Dataset entries:
═══

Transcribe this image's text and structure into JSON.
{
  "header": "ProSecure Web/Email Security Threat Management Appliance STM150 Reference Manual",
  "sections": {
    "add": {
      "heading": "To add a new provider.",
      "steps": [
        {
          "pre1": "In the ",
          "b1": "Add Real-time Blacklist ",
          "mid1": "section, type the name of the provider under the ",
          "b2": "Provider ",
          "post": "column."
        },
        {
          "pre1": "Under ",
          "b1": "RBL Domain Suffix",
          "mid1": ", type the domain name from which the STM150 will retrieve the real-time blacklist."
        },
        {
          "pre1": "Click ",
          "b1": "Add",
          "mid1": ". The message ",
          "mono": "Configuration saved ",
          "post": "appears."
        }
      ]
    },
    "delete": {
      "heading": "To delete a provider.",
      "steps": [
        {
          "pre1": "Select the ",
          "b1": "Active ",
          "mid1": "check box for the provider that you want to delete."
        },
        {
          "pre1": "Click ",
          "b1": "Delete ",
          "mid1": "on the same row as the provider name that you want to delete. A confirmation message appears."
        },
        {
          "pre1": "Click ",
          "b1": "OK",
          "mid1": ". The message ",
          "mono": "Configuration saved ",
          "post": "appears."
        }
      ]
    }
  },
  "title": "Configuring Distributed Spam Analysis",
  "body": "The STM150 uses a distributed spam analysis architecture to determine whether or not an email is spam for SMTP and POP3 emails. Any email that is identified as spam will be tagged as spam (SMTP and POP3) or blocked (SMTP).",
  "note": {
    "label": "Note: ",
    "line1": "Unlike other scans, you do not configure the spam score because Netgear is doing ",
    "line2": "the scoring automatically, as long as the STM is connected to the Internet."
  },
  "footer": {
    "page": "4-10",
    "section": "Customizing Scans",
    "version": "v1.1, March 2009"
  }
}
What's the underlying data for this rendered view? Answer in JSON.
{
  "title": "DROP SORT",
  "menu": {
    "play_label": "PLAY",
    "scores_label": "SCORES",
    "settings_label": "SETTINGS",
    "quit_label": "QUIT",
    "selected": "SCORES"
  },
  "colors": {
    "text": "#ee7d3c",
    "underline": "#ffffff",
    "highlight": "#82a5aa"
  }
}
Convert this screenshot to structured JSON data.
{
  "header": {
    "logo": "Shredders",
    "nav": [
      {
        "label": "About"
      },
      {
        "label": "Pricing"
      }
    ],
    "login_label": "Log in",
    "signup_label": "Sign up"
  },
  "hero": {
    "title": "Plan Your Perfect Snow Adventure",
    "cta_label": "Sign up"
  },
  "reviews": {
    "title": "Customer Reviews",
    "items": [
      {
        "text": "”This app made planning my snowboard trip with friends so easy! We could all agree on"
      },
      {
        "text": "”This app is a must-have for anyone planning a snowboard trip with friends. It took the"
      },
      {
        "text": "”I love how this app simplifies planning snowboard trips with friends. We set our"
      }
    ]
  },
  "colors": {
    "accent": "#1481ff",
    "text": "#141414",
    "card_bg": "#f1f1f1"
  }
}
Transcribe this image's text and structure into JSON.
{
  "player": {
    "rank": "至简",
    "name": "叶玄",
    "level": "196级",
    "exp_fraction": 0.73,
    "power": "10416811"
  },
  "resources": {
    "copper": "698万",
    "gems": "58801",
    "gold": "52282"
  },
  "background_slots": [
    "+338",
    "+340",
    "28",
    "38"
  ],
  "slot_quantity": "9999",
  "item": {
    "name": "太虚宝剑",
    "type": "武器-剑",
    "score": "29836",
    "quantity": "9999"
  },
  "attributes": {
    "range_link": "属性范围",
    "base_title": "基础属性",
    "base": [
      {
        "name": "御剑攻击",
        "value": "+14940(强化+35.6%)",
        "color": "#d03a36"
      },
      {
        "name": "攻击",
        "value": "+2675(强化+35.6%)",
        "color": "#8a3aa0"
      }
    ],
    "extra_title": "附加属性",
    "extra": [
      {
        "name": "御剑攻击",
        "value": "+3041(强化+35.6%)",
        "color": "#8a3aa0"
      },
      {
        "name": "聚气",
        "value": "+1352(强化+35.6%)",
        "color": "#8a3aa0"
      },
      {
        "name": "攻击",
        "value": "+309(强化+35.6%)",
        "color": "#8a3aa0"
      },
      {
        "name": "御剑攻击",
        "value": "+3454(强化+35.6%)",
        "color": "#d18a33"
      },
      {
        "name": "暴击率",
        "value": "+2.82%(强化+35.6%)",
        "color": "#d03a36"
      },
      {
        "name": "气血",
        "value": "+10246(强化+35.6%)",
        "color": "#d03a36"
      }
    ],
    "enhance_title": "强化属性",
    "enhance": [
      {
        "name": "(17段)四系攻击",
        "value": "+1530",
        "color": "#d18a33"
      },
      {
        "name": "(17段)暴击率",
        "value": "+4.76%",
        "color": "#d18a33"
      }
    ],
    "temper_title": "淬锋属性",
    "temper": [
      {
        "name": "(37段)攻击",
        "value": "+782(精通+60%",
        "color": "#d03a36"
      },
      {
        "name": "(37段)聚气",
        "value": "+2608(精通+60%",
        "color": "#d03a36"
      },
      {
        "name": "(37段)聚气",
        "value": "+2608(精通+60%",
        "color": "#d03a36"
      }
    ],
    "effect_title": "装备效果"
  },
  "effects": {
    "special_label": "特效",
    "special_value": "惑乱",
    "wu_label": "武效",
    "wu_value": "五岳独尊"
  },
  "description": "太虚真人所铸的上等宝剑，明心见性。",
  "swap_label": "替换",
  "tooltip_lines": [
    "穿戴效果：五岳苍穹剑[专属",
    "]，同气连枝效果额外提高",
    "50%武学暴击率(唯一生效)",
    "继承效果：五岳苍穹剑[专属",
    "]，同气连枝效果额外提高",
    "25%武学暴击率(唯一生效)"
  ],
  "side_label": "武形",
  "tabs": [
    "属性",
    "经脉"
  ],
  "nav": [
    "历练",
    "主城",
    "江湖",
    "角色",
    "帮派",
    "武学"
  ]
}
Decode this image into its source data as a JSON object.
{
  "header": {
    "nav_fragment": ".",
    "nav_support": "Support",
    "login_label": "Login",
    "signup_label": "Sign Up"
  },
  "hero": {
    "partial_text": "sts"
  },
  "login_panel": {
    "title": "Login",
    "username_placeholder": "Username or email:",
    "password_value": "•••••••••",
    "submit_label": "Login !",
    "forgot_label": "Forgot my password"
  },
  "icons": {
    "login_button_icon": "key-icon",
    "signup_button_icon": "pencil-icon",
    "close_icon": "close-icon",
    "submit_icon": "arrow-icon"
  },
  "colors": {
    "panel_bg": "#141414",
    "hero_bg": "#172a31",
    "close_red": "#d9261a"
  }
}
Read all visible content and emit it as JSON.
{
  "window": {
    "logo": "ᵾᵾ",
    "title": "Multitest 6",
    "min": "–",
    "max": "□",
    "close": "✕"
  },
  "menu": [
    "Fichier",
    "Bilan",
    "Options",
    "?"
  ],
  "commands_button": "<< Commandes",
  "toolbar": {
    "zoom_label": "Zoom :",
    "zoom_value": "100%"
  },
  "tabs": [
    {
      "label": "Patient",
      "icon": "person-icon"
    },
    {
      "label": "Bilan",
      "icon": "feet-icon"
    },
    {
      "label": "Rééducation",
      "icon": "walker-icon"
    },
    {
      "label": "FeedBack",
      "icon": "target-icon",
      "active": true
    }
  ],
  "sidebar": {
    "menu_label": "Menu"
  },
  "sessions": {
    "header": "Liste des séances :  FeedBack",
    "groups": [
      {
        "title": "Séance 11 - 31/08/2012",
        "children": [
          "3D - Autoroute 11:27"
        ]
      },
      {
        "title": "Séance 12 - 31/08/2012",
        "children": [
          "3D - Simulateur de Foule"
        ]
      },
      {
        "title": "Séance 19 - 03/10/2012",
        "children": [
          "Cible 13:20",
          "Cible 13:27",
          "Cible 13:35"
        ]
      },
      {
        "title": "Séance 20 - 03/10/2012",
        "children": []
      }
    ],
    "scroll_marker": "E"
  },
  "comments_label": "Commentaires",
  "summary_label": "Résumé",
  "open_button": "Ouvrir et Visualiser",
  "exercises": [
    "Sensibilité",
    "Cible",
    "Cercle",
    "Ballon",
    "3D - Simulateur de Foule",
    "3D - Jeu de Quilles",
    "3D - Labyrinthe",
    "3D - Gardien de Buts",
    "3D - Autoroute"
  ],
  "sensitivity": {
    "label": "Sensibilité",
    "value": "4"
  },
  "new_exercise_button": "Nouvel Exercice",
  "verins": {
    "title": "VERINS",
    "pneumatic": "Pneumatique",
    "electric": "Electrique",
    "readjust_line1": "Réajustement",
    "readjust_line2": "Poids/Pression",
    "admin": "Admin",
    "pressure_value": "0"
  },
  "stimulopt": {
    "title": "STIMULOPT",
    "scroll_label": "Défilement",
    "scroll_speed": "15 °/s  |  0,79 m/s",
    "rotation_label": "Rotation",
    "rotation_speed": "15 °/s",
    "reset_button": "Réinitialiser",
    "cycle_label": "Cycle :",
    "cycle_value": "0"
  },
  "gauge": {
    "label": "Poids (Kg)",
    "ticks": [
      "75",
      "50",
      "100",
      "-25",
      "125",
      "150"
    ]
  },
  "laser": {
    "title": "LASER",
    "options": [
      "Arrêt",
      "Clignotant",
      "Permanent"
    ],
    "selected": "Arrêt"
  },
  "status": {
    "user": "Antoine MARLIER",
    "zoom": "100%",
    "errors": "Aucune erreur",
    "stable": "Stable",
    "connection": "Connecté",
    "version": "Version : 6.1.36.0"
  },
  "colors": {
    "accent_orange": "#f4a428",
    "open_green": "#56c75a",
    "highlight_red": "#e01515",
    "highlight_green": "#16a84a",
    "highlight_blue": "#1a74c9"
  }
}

═══

Stated problem: Copy every line above that includes the string "header".

Completed task:
  "header": "ProSecure Web/Email Security Threat Management Appliance STM150 Reference Manual",
  "header": {
  "header": {
    "header": "Liste des séances :  FeedBack",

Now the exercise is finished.